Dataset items
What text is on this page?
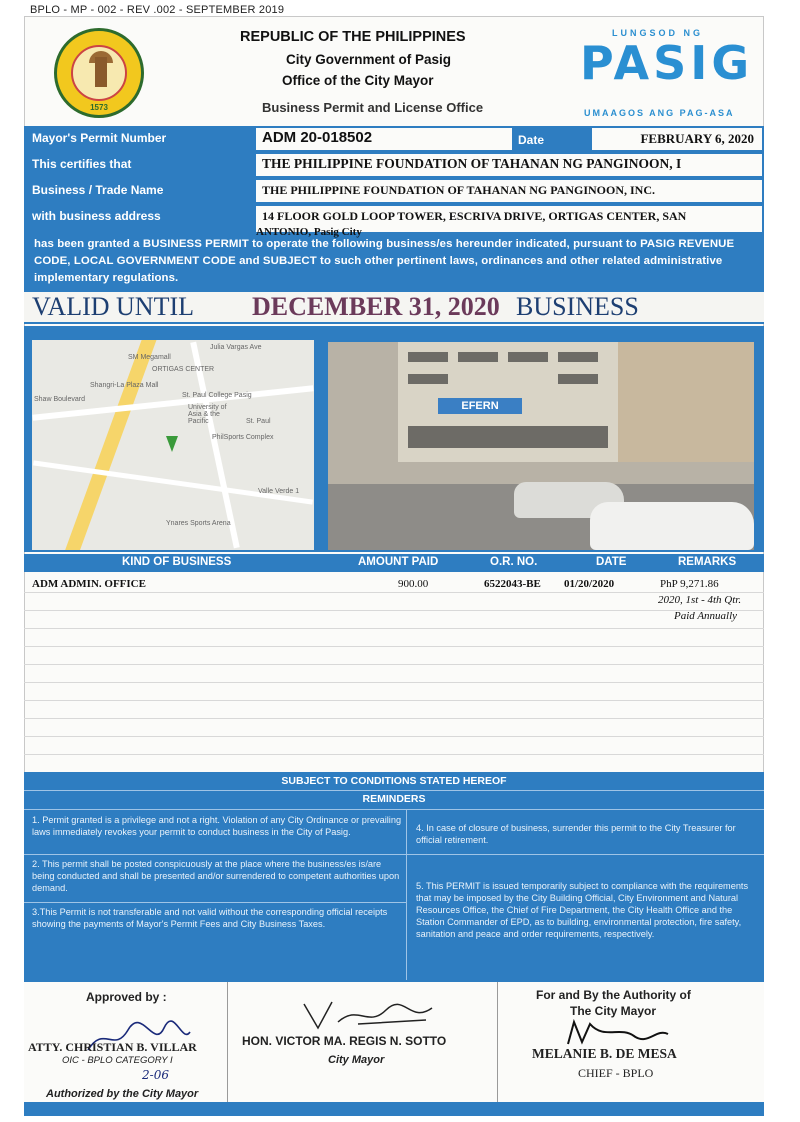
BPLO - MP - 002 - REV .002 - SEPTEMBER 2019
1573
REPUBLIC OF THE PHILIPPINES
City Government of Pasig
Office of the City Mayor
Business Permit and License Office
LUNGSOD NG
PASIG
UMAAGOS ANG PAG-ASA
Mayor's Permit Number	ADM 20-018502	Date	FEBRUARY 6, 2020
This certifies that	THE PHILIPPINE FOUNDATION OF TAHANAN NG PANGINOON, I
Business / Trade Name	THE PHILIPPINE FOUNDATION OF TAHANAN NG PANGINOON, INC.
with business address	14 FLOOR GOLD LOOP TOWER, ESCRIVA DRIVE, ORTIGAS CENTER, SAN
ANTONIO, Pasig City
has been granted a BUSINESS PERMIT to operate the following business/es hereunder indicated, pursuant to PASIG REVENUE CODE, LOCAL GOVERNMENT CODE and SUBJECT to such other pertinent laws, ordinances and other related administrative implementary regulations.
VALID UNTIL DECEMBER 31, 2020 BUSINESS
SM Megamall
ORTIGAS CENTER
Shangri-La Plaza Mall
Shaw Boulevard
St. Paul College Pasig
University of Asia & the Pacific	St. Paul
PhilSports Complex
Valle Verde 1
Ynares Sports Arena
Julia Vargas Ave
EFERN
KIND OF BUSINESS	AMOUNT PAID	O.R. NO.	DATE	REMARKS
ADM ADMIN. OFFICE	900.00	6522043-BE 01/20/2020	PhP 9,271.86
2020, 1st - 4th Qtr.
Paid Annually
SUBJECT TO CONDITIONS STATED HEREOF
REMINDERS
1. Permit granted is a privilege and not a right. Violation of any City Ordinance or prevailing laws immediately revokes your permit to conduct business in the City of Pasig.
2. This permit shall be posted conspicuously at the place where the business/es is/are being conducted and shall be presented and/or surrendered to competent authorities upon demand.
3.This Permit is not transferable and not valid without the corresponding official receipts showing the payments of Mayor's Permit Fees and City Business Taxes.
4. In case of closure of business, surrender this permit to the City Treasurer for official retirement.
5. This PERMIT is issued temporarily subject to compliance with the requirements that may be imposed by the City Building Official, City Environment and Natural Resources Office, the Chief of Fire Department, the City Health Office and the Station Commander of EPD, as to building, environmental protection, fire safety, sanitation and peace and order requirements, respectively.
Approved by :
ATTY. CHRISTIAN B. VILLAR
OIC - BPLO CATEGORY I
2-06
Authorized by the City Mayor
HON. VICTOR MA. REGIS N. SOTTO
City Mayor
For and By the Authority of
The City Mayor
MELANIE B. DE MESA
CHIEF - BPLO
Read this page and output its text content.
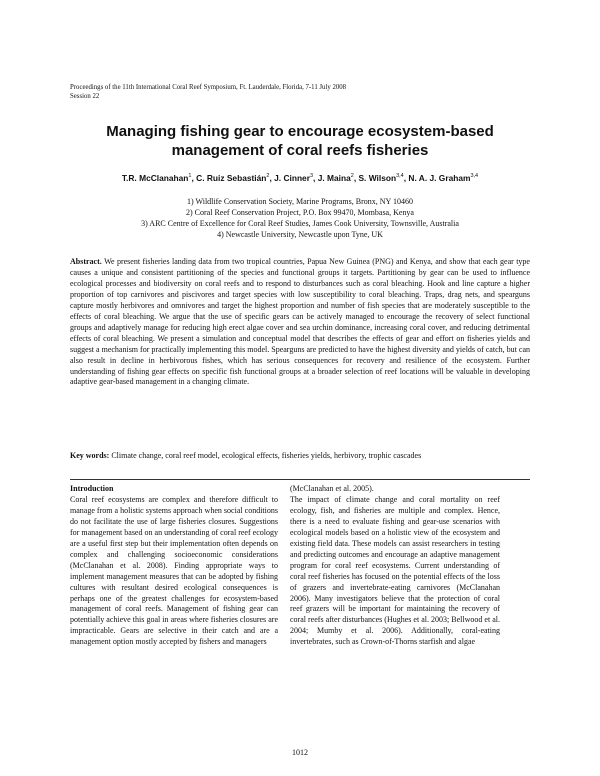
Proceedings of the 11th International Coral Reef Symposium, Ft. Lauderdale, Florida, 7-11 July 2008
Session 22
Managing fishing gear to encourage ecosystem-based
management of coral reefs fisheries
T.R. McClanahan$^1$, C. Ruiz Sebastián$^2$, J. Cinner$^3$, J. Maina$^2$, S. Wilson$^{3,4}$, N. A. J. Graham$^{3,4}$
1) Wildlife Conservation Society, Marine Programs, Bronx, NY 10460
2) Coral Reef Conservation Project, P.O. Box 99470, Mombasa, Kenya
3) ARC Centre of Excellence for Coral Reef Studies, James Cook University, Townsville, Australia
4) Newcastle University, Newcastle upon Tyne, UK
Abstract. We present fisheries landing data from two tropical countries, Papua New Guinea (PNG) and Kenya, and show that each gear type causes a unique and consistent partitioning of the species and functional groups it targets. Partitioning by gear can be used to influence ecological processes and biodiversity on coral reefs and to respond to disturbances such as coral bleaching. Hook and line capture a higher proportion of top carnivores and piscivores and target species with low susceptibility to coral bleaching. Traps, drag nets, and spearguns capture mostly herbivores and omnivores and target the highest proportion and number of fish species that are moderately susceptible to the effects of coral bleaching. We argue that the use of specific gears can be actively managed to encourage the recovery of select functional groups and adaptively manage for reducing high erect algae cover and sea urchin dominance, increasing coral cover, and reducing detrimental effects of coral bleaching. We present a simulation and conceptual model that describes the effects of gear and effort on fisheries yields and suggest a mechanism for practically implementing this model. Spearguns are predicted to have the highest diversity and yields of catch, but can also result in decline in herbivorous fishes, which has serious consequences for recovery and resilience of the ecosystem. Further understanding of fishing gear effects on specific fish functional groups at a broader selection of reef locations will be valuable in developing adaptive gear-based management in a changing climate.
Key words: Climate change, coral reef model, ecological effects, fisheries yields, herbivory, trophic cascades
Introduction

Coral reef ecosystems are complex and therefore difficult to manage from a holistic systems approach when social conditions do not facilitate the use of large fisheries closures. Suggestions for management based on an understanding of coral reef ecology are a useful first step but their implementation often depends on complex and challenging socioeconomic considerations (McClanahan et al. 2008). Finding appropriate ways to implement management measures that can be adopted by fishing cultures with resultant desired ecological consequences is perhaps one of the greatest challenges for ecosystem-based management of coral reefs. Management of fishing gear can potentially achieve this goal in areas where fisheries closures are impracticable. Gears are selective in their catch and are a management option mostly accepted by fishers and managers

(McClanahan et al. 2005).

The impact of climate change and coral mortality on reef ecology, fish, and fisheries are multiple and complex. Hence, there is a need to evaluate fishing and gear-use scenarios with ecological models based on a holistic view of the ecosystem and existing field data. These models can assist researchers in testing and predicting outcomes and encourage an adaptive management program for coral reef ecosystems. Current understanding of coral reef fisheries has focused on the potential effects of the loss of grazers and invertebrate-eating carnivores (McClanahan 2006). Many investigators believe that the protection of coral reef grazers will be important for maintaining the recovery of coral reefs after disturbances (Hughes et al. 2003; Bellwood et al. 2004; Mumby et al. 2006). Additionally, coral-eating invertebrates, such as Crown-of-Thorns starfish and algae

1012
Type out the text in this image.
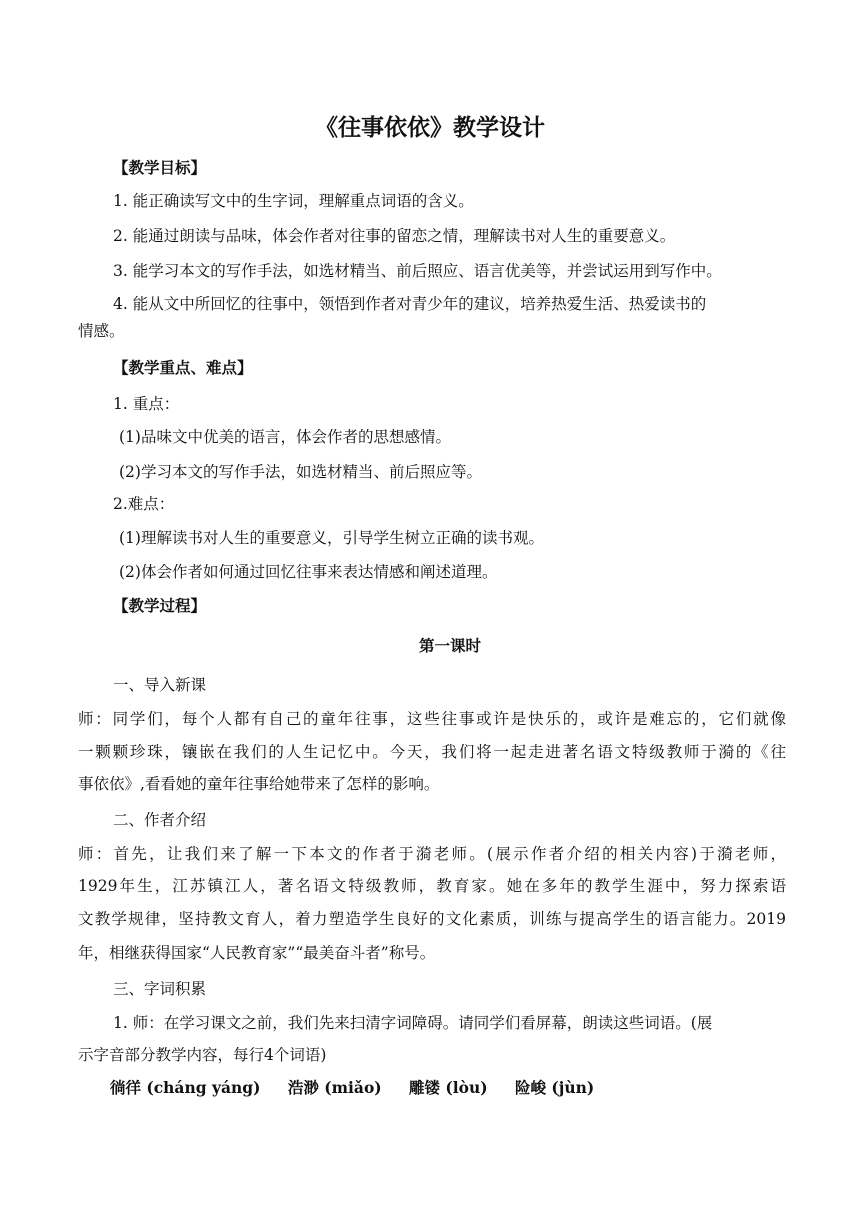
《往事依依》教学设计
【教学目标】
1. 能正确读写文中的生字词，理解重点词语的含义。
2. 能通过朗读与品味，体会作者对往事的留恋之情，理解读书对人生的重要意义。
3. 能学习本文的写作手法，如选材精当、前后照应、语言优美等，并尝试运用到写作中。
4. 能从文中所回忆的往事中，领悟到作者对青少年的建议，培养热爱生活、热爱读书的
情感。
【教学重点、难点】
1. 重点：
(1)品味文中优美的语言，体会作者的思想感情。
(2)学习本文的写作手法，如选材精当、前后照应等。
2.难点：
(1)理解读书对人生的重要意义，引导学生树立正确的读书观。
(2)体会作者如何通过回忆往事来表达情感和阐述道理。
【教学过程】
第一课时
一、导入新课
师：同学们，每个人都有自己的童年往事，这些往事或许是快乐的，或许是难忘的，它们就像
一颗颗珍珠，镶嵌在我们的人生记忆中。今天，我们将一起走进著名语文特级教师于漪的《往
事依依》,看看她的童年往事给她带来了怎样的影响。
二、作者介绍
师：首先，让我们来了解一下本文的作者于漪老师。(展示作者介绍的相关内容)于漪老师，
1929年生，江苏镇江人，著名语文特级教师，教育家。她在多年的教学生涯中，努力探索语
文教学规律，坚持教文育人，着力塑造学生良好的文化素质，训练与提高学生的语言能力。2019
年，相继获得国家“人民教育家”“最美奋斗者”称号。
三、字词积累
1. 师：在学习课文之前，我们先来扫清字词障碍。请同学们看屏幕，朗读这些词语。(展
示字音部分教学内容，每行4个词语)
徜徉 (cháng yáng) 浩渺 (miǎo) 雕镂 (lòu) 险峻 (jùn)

- _WHAT TO DO_
Find every line above that contains the word "PANGINOON", and return each one.

- _WRITTEN REPLY_
This certifies that	THE PHILIPPINE FOUNDATION OF TAHANAN NG PANGINOON, I
Business / Trade Name	THE PHILIPPINE FOUNDATION OF TAHANAN NG PANGINOON, INC.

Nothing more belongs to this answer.